Given text:
Microresonator Kerr frequency combs could provide miniaturised solutions for a wide range of applications. Many of these applications however require further manipulation of the generated frequency comb signal using photonic elements with strong second-order nonlinearity (χ(2)). To date these functionalities have largely been implemented as discrete components due to material limitations, which comes at the expense of extra system complexity and increased optical losses. Here we demonstrate the generation, filtering and electro-optic modulation of a frequency comb on a single monolithic integrated chip, using a nanophotonic lithium-niobate platform that simultaneously possesses large electro-optic (χ(2)) and Kerr (χ(3)) nonlinearities, and low optical losses. We generate broadband Kerr frequency combs using a dispersion-engineered high-Q lithium-niobate microresonator, select a single comb line using an electrically programmable add-drop filter, and modulate the intensity of the selected line. Our results pave the way towards monolithic integrated frequency comb solutions for spectroscopy, data communication, ranging and quantum photonics.


Optical frequency combs are excellent broadband coherent light sources and precise spectral rulers1,2. Microresonator-based Kerr frequency comb generation3, which relies on third-order optical nonlinearity (χ(3)), could enable a wide range of applications including optical clocks4, pulse shaping5, spectroscopy6,7,8, telecommunications9, light detection and ranging (LiDAR)10,11 and quantum information processing12. However, most frequency comb applications require, in addition to the comb generator, a variety of photonic components such as fast switches, modulators and/or nonlinear wavelength converters, which rely on strong second-order optical nonlinearity (χ(2))4,5,9,12. To date these functionalities have largely been implemented as discrete off-chip components4,5,9,12, which comes at the expense of extra system complexity and increased losses.

Data lines:
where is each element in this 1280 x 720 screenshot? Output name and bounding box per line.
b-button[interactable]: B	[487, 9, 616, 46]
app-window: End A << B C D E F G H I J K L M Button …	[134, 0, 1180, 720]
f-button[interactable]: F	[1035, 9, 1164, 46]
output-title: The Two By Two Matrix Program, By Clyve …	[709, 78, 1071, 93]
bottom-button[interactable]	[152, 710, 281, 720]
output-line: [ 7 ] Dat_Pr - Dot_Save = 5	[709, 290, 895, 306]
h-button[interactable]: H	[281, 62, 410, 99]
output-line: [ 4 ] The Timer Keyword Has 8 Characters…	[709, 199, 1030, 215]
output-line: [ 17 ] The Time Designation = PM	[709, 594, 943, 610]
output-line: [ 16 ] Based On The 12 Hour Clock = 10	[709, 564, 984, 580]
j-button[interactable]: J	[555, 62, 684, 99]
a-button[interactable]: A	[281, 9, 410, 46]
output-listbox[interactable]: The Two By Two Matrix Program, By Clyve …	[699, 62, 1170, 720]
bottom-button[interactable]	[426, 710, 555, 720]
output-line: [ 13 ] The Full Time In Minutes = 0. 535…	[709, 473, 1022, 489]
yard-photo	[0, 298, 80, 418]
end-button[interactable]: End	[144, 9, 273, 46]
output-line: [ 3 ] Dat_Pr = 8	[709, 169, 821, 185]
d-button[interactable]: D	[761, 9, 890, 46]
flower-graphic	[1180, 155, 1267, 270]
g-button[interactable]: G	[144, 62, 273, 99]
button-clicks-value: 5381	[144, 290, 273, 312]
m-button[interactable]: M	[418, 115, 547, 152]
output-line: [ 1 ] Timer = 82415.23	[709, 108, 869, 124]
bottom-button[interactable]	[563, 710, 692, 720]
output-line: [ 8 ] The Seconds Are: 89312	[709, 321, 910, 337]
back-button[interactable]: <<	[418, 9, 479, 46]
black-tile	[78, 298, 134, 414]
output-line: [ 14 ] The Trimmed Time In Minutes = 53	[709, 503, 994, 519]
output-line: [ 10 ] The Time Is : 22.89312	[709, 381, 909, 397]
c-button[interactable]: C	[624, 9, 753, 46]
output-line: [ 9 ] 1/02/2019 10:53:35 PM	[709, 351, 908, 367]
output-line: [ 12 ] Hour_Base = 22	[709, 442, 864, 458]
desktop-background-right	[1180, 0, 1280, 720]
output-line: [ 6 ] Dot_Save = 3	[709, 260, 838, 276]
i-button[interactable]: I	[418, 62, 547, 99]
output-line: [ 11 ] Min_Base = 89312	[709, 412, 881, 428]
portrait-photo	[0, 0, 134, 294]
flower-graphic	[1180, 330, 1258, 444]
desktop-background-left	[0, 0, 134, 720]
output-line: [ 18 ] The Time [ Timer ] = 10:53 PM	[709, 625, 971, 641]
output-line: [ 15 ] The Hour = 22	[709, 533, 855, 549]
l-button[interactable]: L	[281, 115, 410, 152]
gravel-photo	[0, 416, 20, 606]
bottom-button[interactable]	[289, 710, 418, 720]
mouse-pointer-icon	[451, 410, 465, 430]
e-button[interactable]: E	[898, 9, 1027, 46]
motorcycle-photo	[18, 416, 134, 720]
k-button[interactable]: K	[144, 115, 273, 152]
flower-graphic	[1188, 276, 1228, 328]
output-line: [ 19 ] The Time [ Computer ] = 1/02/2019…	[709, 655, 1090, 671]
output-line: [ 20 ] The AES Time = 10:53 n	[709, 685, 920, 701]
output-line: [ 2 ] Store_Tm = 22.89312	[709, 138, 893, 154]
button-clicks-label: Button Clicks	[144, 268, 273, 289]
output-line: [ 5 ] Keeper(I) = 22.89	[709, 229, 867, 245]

What to do:
[A] Return the frequency comb text from "Optical frequency combs" to "and increased losses.".
[B] In the frequency comb text, what platform is used to generate, filter and modulate a frequency comb on a single chip?
The items aren't needed here.

Solutions to the problems:
[A]
Optical frequency combs are excellent broadband coherent light sources and precise spectral rulers1,2. Microresonator-based Kerr frequency comb generation3, which relies on third-order optical nonlinearity (χ(3)), could enable a wide range of applications including optical clocks4, pulse shaping5, spectroscopy6,7,8, telecommunications9, light detection and ranging (LiDAR)10,11 and quantum information processing12. However, most frequency comb applications require, in addition to the comb generator, a variety of photonic components such as fast switches, modulators and/or nonlinear wavelength converters, which rely on strong second-order optical nonlinearity (χ(2))4,5,9,12. To date these functionalities have largely been implemented as discrete off-chip components4,5,9,12, which comes at the expense of extra system complexity and increased losses.

[B] A nanophotonic lithium-niobate platform.